• Extracted entries:
........
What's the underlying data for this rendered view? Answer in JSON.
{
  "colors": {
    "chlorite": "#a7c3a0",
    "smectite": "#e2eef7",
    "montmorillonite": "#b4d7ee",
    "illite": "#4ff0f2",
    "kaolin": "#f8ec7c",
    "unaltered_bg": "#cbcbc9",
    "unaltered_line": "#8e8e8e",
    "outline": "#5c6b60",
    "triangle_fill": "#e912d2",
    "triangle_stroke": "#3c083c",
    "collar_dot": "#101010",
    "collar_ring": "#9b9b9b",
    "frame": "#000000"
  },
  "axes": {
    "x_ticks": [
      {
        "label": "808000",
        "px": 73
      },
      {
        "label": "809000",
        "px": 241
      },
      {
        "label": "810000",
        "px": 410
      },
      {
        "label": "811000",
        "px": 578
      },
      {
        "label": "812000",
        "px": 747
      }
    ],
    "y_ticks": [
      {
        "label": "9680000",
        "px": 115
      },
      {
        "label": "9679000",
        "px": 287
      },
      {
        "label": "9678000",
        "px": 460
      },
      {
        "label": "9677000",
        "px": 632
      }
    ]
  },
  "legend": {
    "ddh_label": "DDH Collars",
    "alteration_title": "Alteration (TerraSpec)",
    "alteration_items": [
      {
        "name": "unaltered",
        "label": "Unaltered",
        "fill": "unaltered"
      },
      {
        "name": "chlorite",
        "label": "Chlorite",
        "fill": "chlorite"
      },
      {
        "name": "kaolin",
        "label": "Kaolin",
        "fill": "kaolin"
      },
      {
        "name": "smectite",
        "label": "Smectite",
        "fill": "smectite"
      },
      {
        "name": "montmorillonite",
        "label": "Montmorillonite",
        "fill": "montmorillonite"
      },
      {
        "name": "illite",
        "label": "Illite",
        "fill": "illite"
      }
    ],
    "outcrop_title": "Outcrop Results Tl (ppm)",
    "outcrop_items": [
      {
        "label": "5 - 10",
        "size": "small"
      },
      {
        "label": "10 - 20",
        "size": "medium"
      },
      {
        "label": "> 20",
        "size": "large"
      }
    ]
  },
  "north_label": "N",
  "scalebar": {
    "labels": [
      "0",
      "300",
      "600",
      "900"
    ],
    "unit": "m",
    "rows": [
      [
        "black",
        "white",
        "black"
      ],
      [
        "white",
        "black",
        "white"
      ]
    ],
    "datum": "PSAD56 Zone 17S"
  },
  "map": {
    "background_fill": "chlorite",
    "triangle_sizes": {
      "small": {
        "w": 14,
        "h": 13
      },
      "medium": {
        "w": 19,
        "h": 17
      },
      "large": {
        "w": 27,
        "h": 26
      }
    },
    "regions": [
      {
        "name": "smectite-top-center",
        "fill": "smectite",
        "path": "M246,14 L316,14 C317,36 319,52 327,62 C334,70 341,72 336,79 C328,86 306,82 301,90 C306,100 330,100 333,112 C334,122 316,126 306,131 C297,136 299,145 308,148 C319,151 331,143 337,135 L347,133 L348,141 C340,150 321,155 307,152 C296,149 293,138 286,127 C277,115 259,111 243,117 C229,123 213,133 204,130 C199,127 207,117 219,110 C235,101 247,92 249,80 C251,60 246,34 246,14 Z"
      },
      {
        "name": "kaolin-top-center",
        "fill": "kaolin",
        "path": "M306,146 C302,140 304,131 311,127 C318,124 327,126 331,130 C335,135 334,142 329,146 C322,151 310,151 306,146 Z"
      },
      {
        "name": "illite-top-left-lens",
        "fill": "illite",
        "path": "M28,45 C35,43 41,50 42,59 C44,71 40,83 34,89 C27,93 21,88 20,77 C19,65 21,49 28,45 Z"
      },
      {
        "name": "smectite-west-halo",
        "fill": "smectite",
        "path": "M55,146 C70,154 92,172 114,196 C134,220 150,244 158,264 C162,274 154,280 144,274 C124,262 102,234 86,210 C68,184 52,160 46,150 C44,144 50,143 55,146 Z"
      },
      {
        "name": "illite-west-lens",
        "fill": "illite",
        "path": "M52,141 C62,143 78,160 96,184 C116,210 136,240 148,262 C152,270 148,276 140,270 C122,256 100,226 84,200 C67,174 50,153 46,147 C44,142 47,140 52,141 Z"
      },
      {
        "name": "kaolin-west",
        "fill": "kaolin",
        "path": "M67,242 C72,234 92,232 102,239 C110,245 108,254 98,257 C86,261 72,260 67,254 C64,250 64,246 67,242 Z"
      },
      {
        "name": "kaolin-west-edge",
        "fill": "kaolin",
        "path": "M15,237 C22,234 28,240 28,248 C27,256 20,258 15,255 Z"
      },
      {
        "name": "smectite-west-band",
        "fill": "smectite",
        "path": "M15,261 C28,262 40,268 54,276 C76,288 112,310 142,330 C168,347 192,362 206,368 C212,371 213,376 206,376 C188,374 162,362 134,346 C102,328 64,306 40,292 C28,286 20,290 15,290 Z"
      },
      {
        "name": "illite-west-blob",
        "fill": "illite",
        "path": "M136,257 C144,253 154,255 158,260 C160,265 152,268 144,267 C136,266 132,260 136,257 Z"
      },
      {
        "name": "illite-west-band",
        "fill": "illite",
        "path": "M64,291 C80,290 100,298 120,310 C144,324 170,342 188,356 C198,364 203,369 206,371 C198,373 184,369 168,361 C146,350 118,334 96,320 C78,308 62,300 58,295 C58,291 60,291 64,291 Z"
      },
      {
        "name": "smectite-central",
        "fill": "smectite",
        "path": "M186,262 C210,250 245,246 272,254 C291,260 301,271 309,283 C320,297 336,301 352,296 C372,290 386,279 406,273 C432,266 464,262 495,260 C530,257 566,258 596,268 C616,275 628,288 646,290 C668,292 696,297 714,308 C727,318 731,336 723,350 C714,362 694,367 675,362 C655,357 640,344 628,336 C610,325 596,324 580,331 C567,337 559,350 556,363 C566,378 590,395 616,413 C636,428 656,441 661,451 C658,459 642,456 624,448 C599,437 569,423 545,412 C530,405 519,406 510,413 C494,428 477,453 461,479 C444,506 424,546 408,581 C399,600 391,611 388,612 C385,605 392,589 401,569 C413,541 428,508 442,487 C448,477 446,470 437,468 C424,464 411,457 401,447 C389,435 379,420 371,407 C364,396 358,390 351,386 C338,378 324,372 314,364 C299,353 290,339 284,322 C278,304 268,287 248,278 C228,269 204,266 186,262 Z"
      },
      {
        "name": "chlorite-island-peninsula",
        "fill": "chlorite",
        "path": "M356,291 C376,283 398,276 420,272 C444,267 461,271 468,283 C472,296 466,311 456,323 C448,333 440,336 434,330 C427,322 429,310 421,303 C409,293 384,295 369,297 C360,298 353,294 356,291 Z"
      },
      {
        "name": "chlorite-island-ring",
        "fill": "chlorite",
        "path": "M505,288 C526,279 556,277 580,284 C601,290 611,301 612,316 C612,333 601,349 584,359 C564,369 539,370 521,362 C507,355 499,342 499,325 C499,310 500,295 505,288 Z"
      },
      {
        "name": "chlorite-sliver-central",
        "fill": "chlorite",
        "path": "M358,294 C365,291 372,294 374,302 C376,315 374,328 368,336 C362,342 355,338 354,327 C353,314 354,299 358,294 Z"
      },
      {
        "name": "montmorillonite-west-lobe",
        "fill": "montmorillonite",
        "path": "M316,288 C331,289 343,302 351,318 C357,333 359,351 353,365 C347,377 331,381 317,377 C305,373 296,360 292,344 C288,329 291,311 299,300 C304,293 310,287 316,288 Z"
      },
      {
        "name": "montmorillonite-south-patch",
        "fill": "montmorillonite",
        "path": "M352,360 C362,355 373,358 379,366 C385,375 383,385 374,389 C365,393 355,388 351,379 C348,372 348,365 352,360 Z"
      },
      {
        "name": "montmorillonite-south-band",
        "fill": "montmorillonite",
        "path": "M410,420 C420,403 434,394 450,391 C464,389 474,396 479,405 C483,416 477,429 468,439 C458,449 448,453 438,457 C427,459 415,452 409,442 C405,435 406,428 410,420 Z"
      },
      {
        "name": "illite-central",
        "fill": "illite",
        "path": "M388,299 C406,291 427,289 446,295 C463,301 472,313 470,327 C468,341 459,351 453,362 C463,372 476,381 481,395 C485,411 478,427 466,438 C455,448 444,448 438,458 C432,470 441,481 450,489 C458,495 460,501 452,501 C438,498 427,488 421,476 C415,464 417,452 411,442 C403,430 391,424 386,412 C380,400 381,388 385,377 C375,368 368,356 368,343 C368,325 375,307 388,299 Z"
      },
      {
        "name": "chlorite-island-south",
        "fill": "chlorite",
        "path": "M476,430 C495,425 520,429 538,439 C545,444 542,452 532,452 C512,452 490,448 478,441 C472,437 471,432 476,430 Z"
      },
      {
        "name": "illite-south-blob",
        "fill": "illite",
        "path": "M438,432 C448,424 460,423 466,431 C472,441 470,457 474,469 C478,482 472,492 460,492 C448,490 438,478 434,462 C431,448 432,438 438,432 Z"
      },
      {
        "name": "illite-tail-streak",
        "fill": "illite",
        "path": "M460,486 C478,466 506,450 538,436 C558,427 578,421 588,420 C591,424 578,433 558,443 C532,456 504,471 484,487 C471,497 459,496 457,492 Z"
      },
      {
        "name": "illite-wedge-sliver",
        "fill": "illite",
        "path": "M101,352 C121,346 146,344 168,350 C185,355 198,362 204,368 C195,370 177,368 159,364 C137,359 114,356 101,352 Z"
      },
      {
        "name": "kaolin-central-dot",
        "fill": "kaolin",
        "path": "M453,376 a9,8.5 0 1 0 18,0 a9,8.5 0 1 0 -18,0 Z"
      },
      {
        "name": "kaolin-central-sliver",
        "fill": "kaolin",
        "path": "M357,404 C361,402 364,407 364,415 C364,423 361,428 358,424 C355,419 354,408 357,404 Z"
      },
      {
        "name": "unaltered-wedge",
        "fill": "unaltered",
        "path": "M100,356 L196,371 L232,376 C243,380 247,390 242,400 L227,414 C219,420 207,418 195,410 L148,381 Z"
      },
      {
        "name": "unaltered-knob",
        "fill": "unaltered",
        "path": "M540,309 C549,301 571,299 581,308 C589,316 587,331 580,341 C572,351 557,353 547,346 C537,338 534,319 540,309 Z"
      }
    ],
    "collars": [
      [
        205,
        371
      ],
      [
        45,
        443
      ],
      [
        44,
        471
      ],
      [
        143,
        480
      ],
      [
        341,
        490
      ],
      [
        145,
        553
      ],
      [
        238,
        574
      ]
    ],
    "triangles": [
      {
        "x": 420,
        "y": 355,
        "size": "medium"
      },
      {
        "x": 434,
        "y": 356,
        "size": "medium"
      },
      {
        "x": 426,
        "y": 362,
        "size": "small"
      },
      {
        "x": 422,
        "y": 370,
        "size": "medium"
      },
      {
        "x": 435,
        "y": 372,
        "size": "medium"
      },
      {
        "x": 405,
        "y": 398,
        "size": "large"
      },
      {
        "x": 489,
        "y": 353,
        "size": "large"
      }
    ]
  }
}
........
• Work to complete: Determine how many lines in the records contain "island", and reply with the number only.

• Complete output: 3